▸ Source records:
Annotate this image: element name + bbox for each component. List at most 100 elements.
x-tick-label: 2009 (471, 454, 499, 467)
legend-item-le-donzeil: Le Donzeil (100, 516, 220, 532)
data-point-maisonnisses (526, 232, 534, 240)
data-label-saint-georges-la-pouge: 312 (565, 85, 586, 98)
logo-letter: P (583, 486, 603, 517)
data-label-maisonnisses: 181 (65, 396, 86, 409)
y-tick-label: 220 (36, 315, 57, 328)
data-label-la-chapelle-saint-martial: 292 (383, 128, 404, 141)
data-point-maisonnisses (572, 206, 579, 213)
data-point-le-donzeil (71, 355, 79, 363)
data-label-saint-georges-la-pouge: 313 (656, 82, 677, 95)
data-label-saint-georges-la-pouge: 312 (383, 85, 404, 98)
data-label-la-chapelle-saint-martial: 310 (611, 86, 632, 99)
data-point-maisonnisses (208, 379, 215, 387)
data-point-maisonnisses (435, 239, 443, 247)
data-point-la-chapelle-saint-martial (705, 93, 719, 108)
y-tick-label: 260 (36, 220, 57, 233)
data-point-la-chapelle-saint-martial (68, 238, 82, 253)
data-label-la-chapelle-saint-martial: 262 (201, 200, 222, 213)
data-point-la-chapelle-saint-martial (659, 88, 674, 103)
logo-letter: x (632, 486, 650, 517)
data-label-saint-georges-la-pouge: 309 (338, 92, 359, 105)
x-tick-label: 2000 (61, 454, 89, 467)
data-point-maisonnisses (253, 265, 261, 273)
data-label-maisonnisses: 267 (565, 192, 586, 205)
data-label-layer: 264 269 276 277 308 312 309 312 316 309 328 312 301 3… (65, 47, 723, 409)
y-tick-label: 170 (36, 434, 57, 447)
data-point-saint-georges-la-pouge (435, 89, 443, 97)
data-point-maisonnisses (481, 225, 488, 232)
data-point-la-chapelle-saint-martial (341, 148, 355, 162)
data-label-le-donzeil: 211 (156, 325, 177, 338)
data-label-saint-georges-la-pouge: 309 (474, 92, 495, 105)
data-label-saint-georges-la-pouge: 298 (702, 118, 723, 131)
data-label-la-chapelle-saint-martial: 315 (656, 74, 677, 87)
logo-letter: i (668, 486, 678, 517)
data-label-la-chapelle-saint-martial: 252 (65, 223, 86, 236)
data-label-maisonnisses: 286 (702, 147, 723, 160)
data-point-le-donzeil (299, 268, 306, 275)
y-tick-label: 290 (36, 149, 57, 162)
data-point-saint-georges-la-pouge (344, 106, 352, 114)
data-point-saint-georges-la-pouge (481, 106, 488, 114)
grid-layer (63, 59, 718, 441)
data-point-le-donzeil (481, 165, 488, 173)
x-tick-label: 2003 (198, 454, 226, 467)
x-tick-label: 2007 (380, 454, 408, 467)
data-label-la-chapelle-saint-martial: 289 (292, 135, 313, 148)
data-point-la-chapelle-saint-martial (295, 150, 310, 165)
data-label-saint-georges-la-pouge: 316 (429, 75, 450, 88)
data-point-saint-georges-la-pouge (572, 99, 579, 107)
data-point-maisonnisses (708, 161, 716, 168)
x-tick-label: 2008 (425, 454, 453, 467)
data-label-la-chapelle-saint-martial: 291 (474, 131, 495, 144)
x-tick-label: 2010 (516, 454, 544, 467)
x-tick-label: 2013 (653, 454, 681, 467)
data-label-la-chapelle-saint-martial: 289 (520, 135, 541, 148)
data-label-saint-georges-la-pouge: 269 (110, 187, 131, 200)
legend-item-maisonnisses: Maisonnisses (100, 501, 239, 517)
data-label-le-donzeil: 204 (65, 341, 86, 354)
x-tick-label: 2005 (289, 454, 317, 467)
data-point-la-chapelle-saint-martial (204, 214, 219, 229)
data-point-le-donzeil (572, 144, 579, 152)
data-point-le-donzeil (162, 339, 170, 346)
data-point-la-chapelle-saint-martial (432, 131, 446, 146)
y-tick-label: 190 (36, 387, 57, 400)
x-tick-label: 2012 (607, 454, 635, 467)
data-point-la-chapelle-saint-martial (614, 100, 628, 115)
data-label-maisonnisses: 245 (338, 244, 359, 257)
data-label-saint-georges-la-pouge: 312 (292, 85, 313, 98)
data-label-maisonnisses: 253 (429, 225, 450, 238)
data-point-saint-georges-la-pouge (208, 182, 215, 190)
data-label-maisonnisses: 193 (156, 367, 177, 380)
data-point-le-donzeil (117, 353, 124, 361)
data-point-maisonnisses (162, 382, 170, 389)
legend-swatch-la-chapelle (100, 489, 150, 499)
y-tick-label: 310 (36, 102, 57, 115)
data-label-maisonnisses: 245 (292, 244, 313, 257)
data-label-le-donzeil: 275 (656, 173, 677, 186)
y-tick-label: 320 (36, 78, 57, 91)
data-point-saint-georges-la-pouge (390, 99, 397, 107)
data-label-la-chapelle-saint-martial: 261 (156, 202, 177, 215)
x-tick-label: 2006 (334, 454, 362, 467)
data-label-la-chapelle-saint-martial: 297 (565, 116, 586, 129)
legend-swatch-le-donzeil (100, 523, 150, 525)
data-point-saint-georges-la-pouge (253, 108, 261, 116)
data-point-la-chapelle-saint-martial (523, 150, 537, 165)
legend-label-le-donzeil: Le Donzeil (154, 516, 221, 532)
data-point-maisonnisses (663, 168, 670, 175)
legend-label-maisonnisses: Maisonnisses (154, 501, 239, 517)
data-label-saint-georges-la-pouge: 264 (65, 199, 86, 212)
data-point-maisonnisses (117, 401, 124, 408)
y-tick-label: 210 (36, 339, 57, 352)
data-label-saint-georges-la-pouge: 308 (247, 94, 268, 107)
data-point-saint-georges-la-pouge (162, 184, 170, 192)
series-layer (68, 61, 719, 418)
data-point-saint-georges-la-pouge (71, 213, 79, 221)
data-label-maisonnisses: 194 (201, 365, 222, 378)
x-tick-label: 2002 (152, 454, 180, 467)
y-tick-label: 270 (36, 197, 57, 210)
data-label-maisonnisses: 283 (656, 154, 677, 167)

▸ What is expected: Repeat the records above word for word, including every line in each of them.

▸ Full answer:
Annotate this image: element name + bbox for each component. List at most 100 elements.
x-tick-label: 2009 (471, 454, 499, 467)
legend-item-le-donzeil: Le Donzeil (100, 516, 220, 532)
data-point-maisonnisses (526, 232, 534, 240)
data-label-saint-georges-la-pouge: 312 (565, 85, 586, 98)
logo-letter: P (583, 486, 603, 517)
data-label-maisonnisses: 181 (65, 396, 86, 409)
y-tick-label: 220 (36, 315, 57, 328)
data-label-la-chapelle-saint-martial: 292 (383, 128, 404, 141)
data-point-maisonnisses (572, 206, 579, 213)
data-point-le-donzeil (71, 355, 79, 363)
data-label-saint-georges-la-pouge: 313 (656, 82, 677, 95)
data-label-saint-georges-la-pouge: 312 (383, 85, 404, 98)
data-label-la-chapelle-saint-martial: 310 (611, 86, 632, 99)
data-point-maisonnisses (208, 379, 215, 387)
data-point-maisonnisses (435, 239, 443, 247)
data-point-la-chapelle-saint-martial (705, 93, 719, 108)
y-tick-label: 260 (36, 220, 57, 233)
data-point-la-chapelle-saint-martial (68, 238, 82, 253)
data-label-la-chapelle-saint-martial: 262 (201, 200, 222, 213)
data-point-la-chapelle-saint-martial (659, 88, 674, 103)
logo-letter: x (632, 486, 650, 517)
data-label-saint-georges-la-pouge: 309 (338, 92, 359, 105)
x-tick-label: 2000 (61, 454, 89, 467)
data-point-maisonnisses (253, 265, 261, 273)
data-label-maisonnisses: 267 (565, 192, 586, 205)
data-label-layer: 264 269 276 277 308 312 309 312 316 309 328 312 301 3… (65, 47, 723, 409)
y-tick-label: 170 (36, 434, 57, 447)
data-point-saint-georges-la-pouge (435, 89, 443, 97)
data-point-maisonnisses (481, 225, 488, 232)
data-point-la-chapelle-saint-martial (341, 148, 355, 162)
data-label-le-donzeil: 211 (156, 325, 177, 338)
data-label-saint-georges-la-pouge: 309 (474, 92, 495, 105)
data-label-saint-georges-la-pouge: 298 (702, 118, 723, 131)
data-label-la-chapelle-saint-martial: 315 (656, 74, 677, 87)
logo-letter: i (668, 486, 678, 517)
data-label-la-chapelle-saint-martial: 252 (65, 223, 86, 236)
data-label-maisonnisses: 286 (702, 147, 723, 160)
data-point-le-donzeil (299, 268, 306, 275)
y-tick-label: 290 (36, 149, 57, 162)
data-point-saint-georges-la-pouge (344, 106, 352, 114)
data-point-saint-georges-la-pouge (481, 106, 488, 114)
grid-layer (63, 59, 718, 441)
data-point-le-donzeil (481, 165, 488, 173)
x-tick-label: 2003 (198, 454, 226, 467)
x-tick-label: 2007 (380, 454, 408, 467)
data-label-la-chapelle-saint-martial: 289 (292, 135, 313, 148)
data-point-la-chapelle-saint-martial (295, 150, 310, 165)
data-label-saint-georges-la-pouge: 316 (429, 75, 450, 88)
data-point-saint-georges-la-pouge (572, 99, 579, 107)
data-point-maisonnisses (708, 161, 716, 168)
x-tick-label: 2008 (425, 454, 453, 467)
data-label-la-chapelle-saint-martial: 291 (474, 131, 495, 144)
x-tick-label: 2010 (516, 454, 544, 467)
x-tick-label: 2013 (653, 454, 681, 467)
data-label-la-chapelle-saint-martial: 289 (520, 135, 541, 148)
data-label-saint-georges-la-pouge: 269 (110, 187, 131, 200)
legend-item-maisonnisses: Maisonnisses (100, 501, 239, 517)
data-label-le-donzeil: 204 (65, 341, 86, 354)
x-tick-label: 2005 (289, 454, 317, 467)
data-point-la-chapelle-saint-martial (204, 214, 219, 229)
data-point-le-donzeil (572, 144, 579, 152)
data-point-le-donzeil (162, 339, 170, 346)
data-point-la-chapelle-saint-martial (432, 131, 446, 146)
y-tick-label: 190 (36, 387, 57, 400)
x-tick-label: 2012 (607, 454, 635, 467)
data-point-la-chapelle-saint-martial (614, 100, 628, 115)
data-label-maisonnisses: 245 (338, 244, 359, 257)
data-label-saint-georges-la-pouge: 312 (292, 85, 313, 98)
data-label-maisonnisses: 253 (429, 225, 450, 238)
data-point-saint-georges-la-pouge (208, 182, 215, 190)
data-label-maisonnisses: 193 (156, 367, 177, 380)
data-point-le-donzeil (117, 353, 124, 361)
data-point-maisonnisses (162, 382, 170, 389)
legend-swatch-la-chapelle (100, 489, 150, 499)
y-tick-label: 310 (36, 102, 57, 115)
data-label-maisonnisses: 245 (292, 244, 313, 257)
data-label-le-donzeil: 275 (656, 173, 677, 186)
y-tick-label: 320 (36, 78, 57, 91)
data-point-saint-georges-la-pouge (390, 99, 397, 107)
data-label-la-chapelle-saint-martial: 261 (156, 202, 177, 215)
x-tick-label: 2006 (334, 454, 362, 467)
data-label-la-chapelle-saint-martial: 297 (565, 116, 586, 129)
legend-swatch-le-donzeil (100, 523, 150, 525)
data-point-saint-georges-la-pouge (253, 108, 261, 116)
data-point-la-chapelle-saint-martial (523, 150, 537, 165)
legend-label-le-donzeil: Le Donzeil (154, 516, 221, 532)
data-point-maisonnisses (663, 168, 670, 175)
legend-label-maisonnisses: Maisonnisses (154, 501, 239, 517)
data-label-saint-georges-la-pouge: 264 (65, 199, 86, 212)
data-point-maisonnisses (117, 401, 124, 408)
y-tick-label: 210 (36, 339, 57, 352)
data-label-saint-georges-la-pouge: 308 (247, 94, 268, 107)
data-point-saint-georges-la-pouge (162, 184, 170, 192)
series-layer (68, 61, 719, 418)
data-point-saint-georges-la-pouge (71, 213, 79, 221)
data-label-maisonnisses: 194 (201, 365, 222, 378)
x-tick-label: 2002 (152, 454, 180, 467)
y-tick-label: 270 (36, 197, 57, 210)
data-label-maisonnisses: 283 (656, 154, 677, 167)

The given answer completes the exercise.